▸ **Reading text**:
───

5 – HARVARD’S HAPPINESS

The Ivy League still gives its NCAA tournament bid to the regular-season champion, refusing to join the conference tournament parade. Harvard therefore took a giant step to the Big Dance, rallying late to beat Princeton while Yale lost at home to Columbia. Harvard has already beaten Yale this season, so with a one-game lead in the standings over the Bulldogs, the Crimson know that as long as they can at least split next week’s pair of games against Cornell and Columbia, their March 6 home date against Yale could be the ticket-puncher.

Harvard made a strong run at the Sweet 16 last season and has won round-of-64 games in consecutive seasons. No fourth or fifth seed wants Harvard as the 13 or 12.

Saturday, the Crimson came a lot closer to making a return trip to March Madness.

4 – THE LARGE SEC BUBBLE

The SEC has four teams that could legitimately be seen as on the bubble: LSU, Ole Miss, Georgia, and Texas A&M, in no order of seeding/ranking priority. LSU and Georgia lost earlier in the week, but all four teams won on Saturday. It doesn’t seem likely that six teams will go to the Big Dance from the SEC, but four seems probable, and five is very realistic. All these teams could still play their way in or out of the field, though. Stay tuned.

───

▸ **Dataset records**:

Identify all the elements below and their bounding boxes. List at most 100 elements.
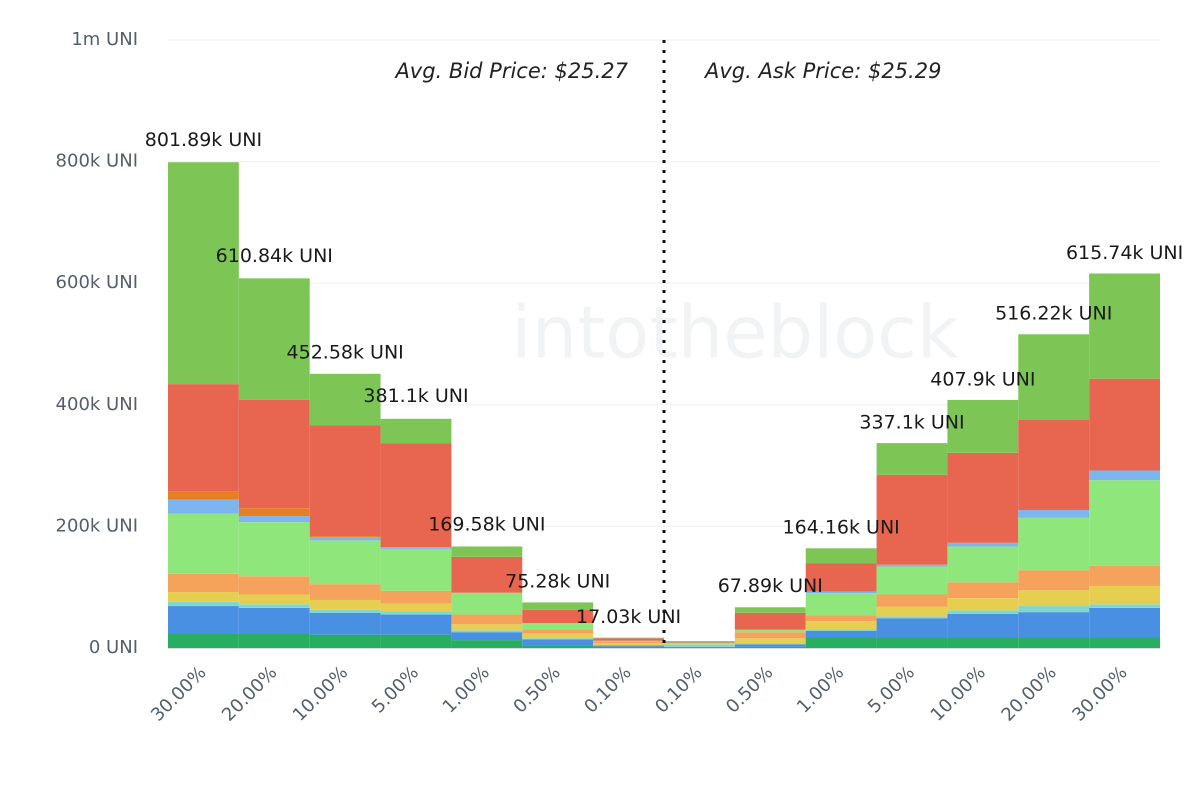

───

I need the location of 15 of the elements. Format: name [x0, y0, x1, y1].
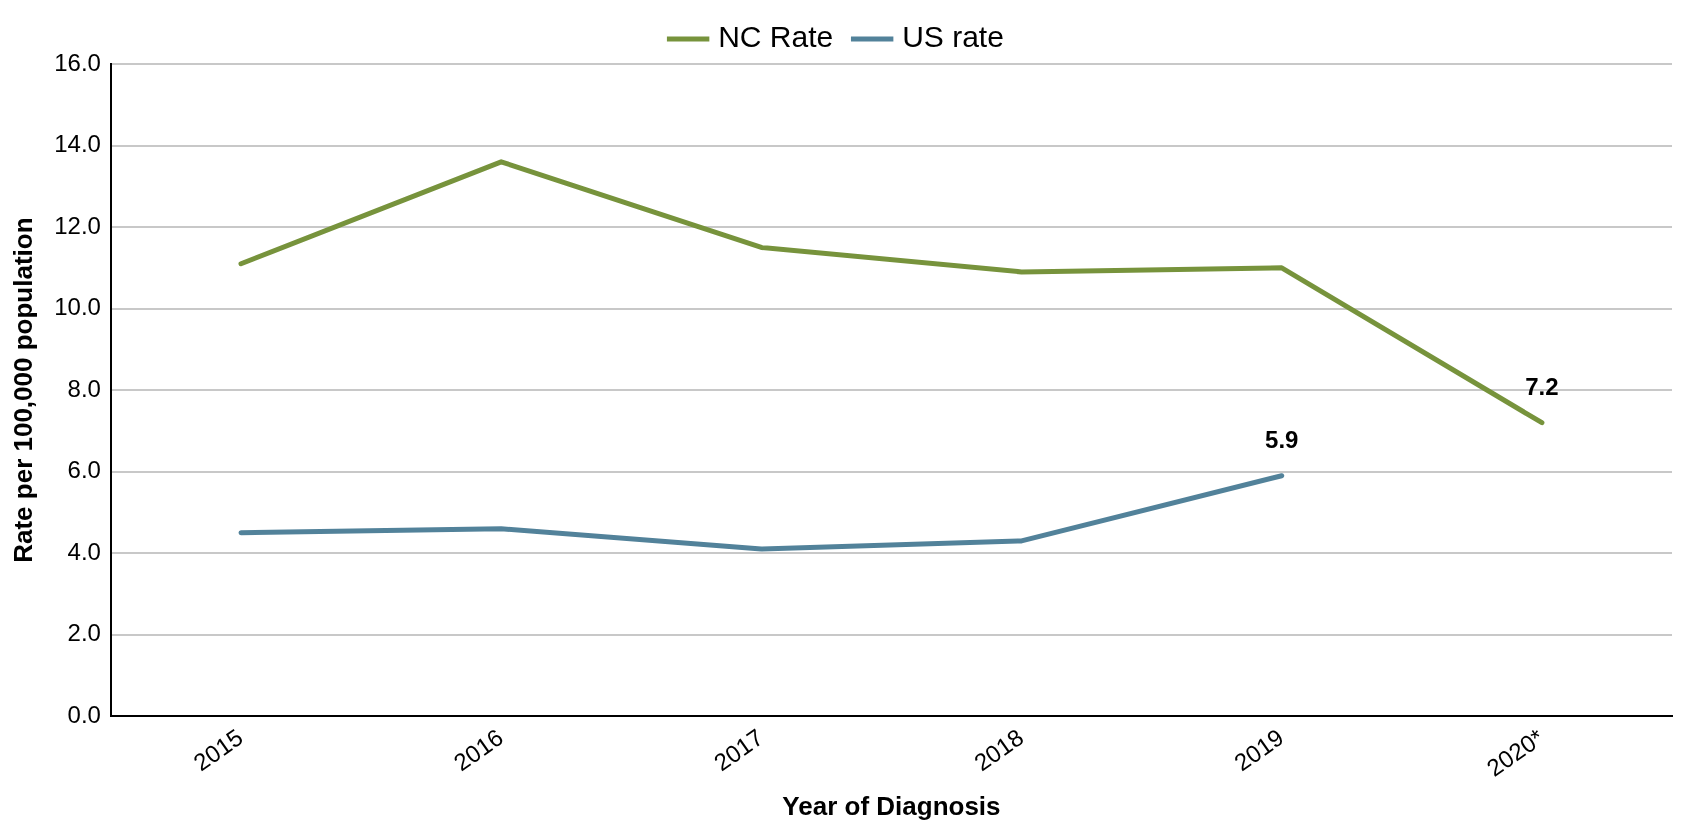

───

Copy from the college basketball text the stretch from "Harvard made a" through "the 13 or 12.", keeping every word and mark as it appears. The records aren't used here.

Harvard made a strong run at the Sweet 16 last season and has won round-of-64 games in consecutive seasons. No fourth or fifth seed wants Harvard as the 13 or 12.